**PROBLEM DETAILS:**
An exact reproduction of the records is required, with all images left out.

----- AVAILABLE DATA -----

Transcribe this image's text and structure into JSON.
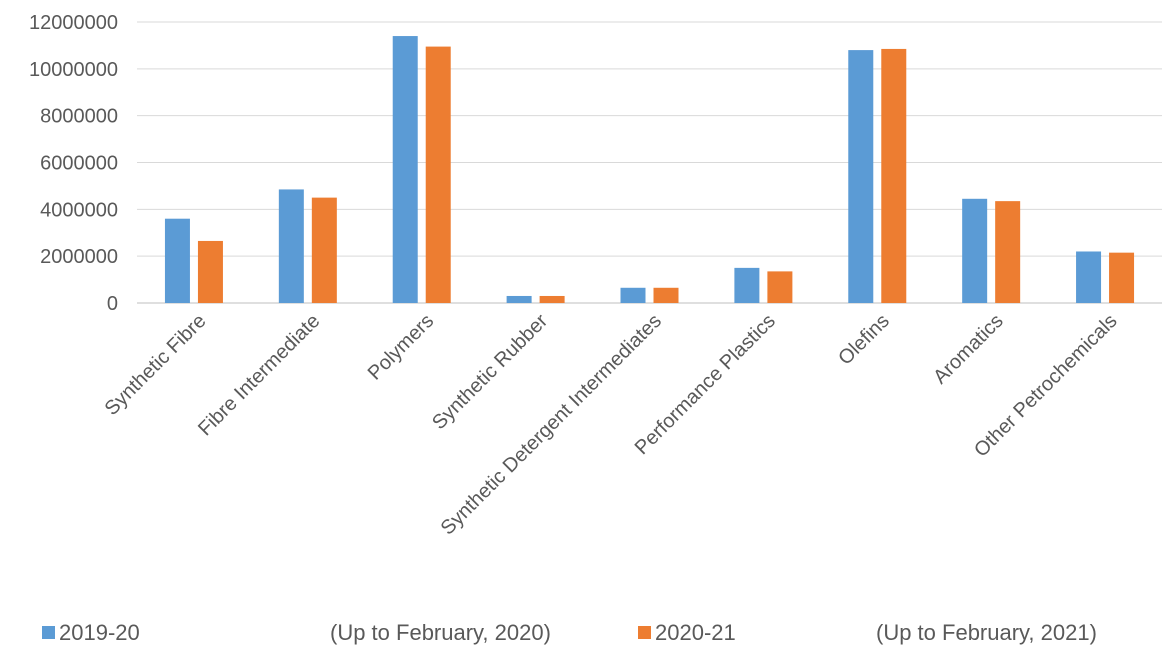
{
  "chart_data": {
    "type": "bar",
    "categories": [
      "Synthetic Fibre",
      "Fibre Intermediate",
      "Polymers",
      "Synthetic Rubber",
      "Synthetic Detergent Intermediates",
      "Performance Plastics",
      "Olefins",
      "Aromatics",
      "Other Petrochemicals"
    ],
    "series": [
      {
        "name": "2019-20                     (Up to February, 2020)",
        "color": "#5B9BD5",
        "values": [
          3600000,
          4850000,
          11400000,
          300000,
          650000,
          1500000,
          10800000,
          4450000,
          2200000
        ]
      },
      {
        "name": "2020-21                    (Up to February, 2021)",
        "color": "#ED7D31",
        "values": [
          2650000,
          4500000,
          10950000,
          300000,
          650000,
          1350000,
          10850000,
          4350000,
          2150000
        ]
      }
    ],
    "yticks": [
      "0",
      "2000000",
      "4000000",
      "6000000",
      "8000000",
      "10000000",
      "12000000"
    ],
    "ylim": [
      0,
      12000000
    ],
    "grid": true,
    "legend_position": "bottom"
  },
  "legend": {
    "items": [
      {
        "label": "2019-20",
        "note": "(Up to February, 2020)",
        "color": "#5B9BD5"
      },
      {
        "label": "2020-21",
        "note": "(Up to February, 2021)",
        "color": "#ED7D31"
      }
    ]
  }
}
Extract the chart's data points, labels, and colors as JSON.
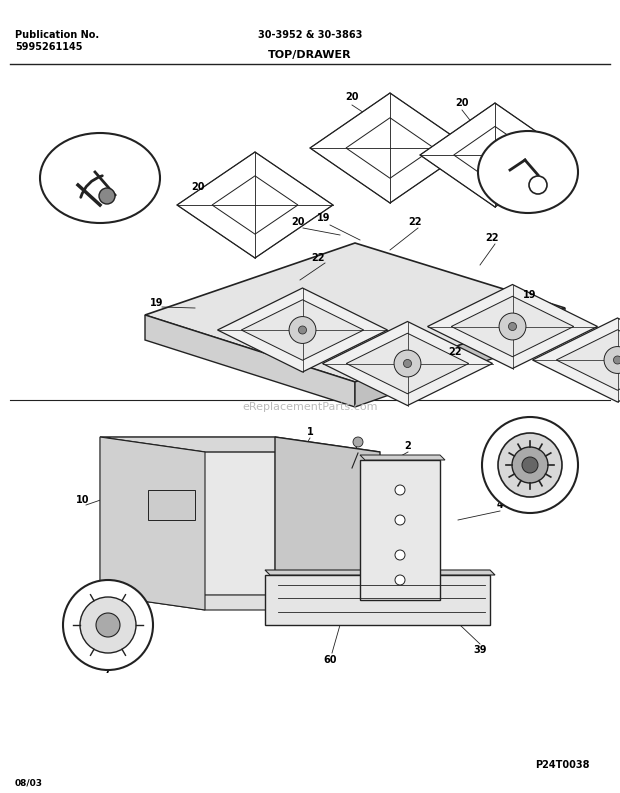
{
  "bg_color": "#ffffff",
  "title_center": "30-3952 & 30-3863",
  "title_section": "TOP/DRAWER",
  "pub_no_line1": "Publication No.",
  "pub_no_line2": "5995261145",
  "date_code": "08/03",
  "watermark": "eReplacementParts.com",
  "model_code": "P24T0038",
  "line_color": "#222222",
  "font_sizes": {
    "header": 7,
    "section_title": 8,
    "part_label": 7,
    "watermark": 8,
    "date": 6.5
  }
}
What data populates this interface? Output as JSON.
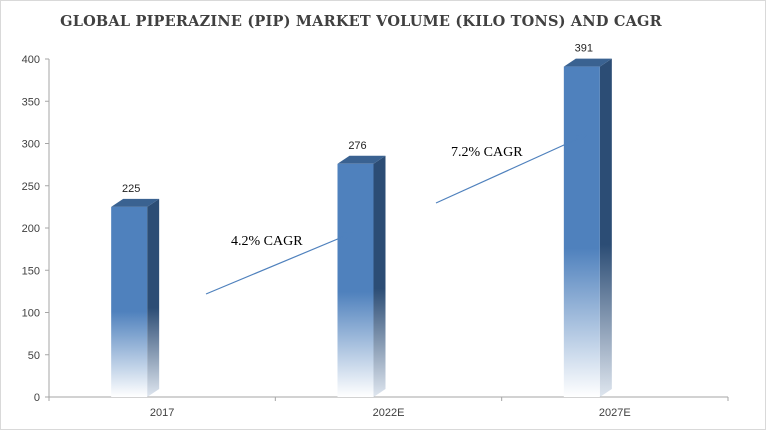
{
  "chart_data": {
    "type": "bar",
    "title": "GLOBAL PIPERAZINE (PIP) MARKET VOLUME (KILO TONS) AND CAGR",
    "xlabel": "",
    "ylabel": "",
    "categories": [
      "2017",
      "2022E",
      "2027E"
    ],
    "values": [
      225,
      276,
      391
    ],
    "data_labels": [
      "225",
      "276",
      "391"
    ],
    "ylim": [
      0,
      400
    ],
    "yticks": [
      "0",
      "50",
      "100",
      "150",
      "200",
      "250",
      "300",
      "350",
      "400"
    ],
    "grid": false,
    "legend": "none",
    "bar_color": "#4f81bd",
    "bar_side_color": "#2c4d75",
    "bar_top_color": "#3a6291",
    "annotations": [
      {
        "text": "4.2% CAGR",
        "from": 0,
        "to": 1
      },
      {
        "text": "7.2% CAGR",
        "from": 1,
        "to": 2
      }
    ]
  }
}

-----

**PROBLEM SOLUTION:**
Transcribe this image's text and structure into JSON.
{
  "chart_data": {
    "type": "bar",
    "categories": [
      "Synthetic Fibre",
      "Fibre Intermediate",
      "Polymers",
      "Synthetic Rubber",
      "Synthetic Detergent Intermediates",
      "Performance Plastics",
      "Olefins",
      "Aromatics",
      "Other Petrochemicals"
    ],
    "series": [
      {
        "name": "2019-20                     (Up to February, 2020)",
        "color": "#5B9BD5",
        "values": [
          3600000,
          4850000,
          11400000,
          300000,
          650000,
          1500000,
          10800000,
          4450000,
          2200000
        ]
      },
      {
        "name": "2020-21                    (Up to February, 2021)",
        "color": "#ED7D31",
        "values": [
          2650000,
          4500000,
          10950000,
          300000,
          650000,
          1350000,
          10850000,
          4350000,
          2150000
        ]
      }
    ],
    "yticks": [
      "0",
      "2000000",
      "4000000",
      "6000000",
      "8000000",
      "10000000",
      "12000000"
    ],
    "ylim": [
      0,
      12000000
    ],
    "grid": true,
    "legend_position": "bottom"
  },
  "legend": {
    "items": [
      {
        "label": "2019-20",
        "note": "(Up to February, 2020)",
        "color": "#5B9BD5"
      },
      {
        "label": "2020-21",
        "note": "(Up to February, 2021)",
        "color": "#ED7D31"
      }
    ]
  }
}
Extract the chart's data points, labels, and colors as JSON.
{
  "bg_color": "#ffffff",
  "title_center": "30-3952 & 30-3863",
  "title_section": "TOP/DRAWER",
  "pub_no_line1": "Publication No.",
  "pub_no_line2": "5995261145",
  "date_code": "08/03",
  "watermark": "eReplacementParts.com",
  "model_code": "P24T0038",
  "line_color": "#222222",
  "font_sizes": {
    "header": 7,
    "section_title": 8,
    "part_label": 7,
    "watermark": 8,
    "date": 6.5
  }
}
What data populates this interface? Output as JSON.
{
  "chart_data": {
    "type": "bar",
    "title": "GLOBAL PIPERAZINE (PIP) MARKET VOLUME (KILO TONS) AND CAGR",
    "xlabel": "",
    "ylabel": "",
    "categories": [
      "2017",
      "2022E",
      "2027E"
    ],
    "values": [
      225,
      276,
      391
    ],
    "data_labels": [
      "225",
      "276",
      "391"
    ],
    "ylim": [
      0,
      400
    ],
    "yticks": [
      "0",
      "50",
      "100",
      "150",
      "200",
      "250",
      "300",
      "350",
      "400"
    ],
    "grid": false,
    "legend": "none",
    "bar_color": "#4f81bd",
    "bar_side_color": "#2c4d75",
    "bar_top_color": "#3a6291",
    "annotations": [
      {
        "text": "4.2% CAGR",
        "from": 0,
        "to": 1
      },
      {
        "text": "7.2% CAGR",
        "from": 1,
        "to": 2
      }
    ]
  }
}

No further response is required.